## SELECTED EXCERPT
◇ ◇ ◇
GT Bank Cumulative Update Mechanism:
- Function: Progressively increases the volume of effective training data.
- Mechanism: Pseudo labels passing dual filtering are stored in the GT Bank and used as additional annotations in subsequent epochs. Meanwhile, pseudo-label RoI features continuously refine the prototype bank via weighted updates \(p_k' = (1-\beta)p_k + \beta f_\text{roi}\) (\(\beta=0.005\)), enabling the bank to adapt to the evolving feature distribution.
- Design Motivation: As training progresses, the teacher model produces increasingly better predictions, and the GT Bank accumulates reliable pseudo labels, forming a positive feedback loop.

Loss & Training¶

The method builds on the MonoDETR architecture (ResNet-50 backbone). Depth uncertainty is trained with the Laplacian aleatoric uncertainty loss: \(\mathcal{L}_\text{depth} = \frac{\sqrt{2}}{\sigma}\|d_\text{gt} - d_\text{pred}\|_1 + \log(\sigma)\). The model is first pretrained on RAPA-augmented sparse annotations, then used to initialize the teacher–student network for pseudo-label training. Experiments are conducted on a single RTX 3090 GPU with batch size 16, AdamW optimizer, and 100 training epochs.

Key Experimental Results¶

Main Results¶

Method	30% Easy	30% Mod.	30% Hard	50% Mod.	70% Mod.
Baseline (MonoDETR)	11.17	8.73	7.56	15.25	17.83
Co-mining	16.01	12.62	10.38	16.22	18.21
Calibrated Teacher	17.14	12.96	10.58	16.03	18.94
MonoSAOD (Ours)	21.28	15.60	12.79	18.84	19.37

Gains are most pronounced under the most challenging 30% annotation setting (Easy: +4.14, Mod.: +2.64, Hard: +2.21 vs. the strongest baseline). On the KITTI test set with 30% annotations, Easy AP3D reaches 17.47 (vs. 10.76 for the strongest baseline), a 62% improvement.

Ablation Study¶

Configuration	Easy	Mod.	Hard
Baseline (no aug., no pseudo labels)	11.17	8.73	7.56
+ Confidence pseudo labels	12.39	9.68	8.18
+ Conf. + PBF	16.49	12.65	10.32
+ Conf. + RAPA	20.31	14.51	11.72
+ Conf. + RAPA + PBF (Full)	21.28	15.60	12.79

Key Findings¶

RAPA contributes the most: Adding RAPA alone raises Easy AP3D from 12.39 to 20.31 (+7.92), demonstrating that geometrically consistent data augmentation is critical under sparse annotation.
PBF provides complementary gains: Adding PBF on top of RAPA yields approximately 1 additional point (20.31→21.28); used alone, PBF improves from 12.39 to 16.49 (+4.10).
Confidence-only filtering is weak: Confidence-based pseudo labels yield only ~1-point improvement, validating the claim that classification confidence fails to reflect 3D accuracy.
◇ ◇ ◇
## SHORT EXERCISE 1
According to the MonoSAOD excerpt, what hardware were the experiments run on?
## SHORT EXERCISE 2
Print the part of the MonoSAOD excerpt starting with "Key Findings¶" and going on through "to 16.49 (+4.10).".
## SHORT EXERCISE 3
Proceed with the MonoSAOD excerpt from the point where it stops.
The lines after this point come from a separate source.

## RAW DATA
◇ ◇ ◇
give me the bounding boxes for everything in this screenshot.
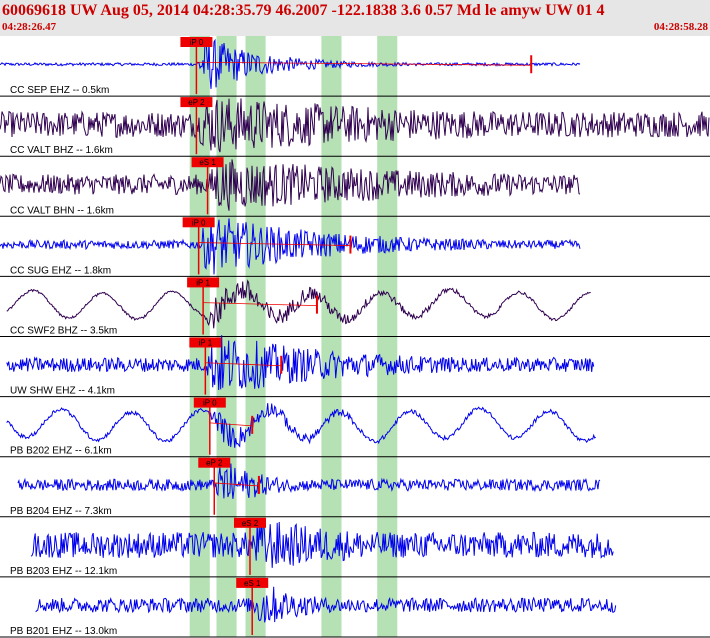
◇ ◇ ◇
## ANSWER 1
A single RTX 3090 GPU.

## ANSWER 2
Key Findings¶

RAPA contributes the most: Adding RAPA alone raises Easy AP3D from 12.39 to 20.31 (+7.92), demonstrating that geometrically consistent data augmentation is critical under sparse annotation.
PBF provides complementary gains: Adding PBF on top of RAPA yields approximately 1 additional point (20.31→21.28); used alone, PBF improves from 12.39 to 16.49 (+4.10).

## ANSWER 3
Generalization to other architectures: Applying RAPA+PBF to MonoDGP also yields substantial gains (30% annotation, Mod.: 11.70→16.79), demonstrating the generality of the approach.
Robustness to adverse weather: Under foggy KITTI with 30% annotations, MonoSAOD achieves 13.72 Mod. AP3D (vs. 8.65 for the strongest baseline), with even larger margins in degraded conditions.

Highlights & Insights¶

First formal definition of sparsely annotated monocular 3D detection: The paper identifies the fundamental inapplicability of existing 2D SAOD methods to 3D detection—confidence scores cannot reflect 3D geometric accuracy—and this problem formulation itself constitutes a contribution.
Elegant combination of SAM, road constraints, and 3D transformation: RAPA ingeniously integrates SAM's segmentation capability, road semantic constraints, and 3D geometric transformation to generate augmented samples that are both visually and geometrically plausible. This geometry-aware copy-paste paradigm is transferable to other augmentation tasks requiring 3D consistency.
Dual filtering via depth uncertainty and prototype similarity: Repurposing the existing Laplacian uncertainty signal as a proxy for 3D reliability incurs low additional cost while delivering strong empirical gains.

Limitations & Future Work¶

Evaluation is limited to the KITTI dataset; results on larger-scale benchmarks such as nuScenes and Waymo are absent.
RAPA relies on SAM segmentation and manually provided point prompts for road regions; automation could be improved.
The prototype bank capacity \(K=256\) is fixed and may be insufficient for scenarios with more categories (e.g., pedestrians, cyclists).
A substantial gap from full-annotation performance remains under the 30% annotation setting, indicating room for further improvement.
PBF thresholds (\(\tau_\text{depth}=1.0\), \(\tau_\text{proto}=0.85\)) are manually set; adaptive threshold strategies may yield better results.

vs. Calibrated Teacher: Calibrated Teacher calibrates teacher confidence for pseudo-label selection but still relies on 2D information. MonoSAOD's PBF additionally validates 3D depth reliability, offering a clear advantage in monocular 3D detection.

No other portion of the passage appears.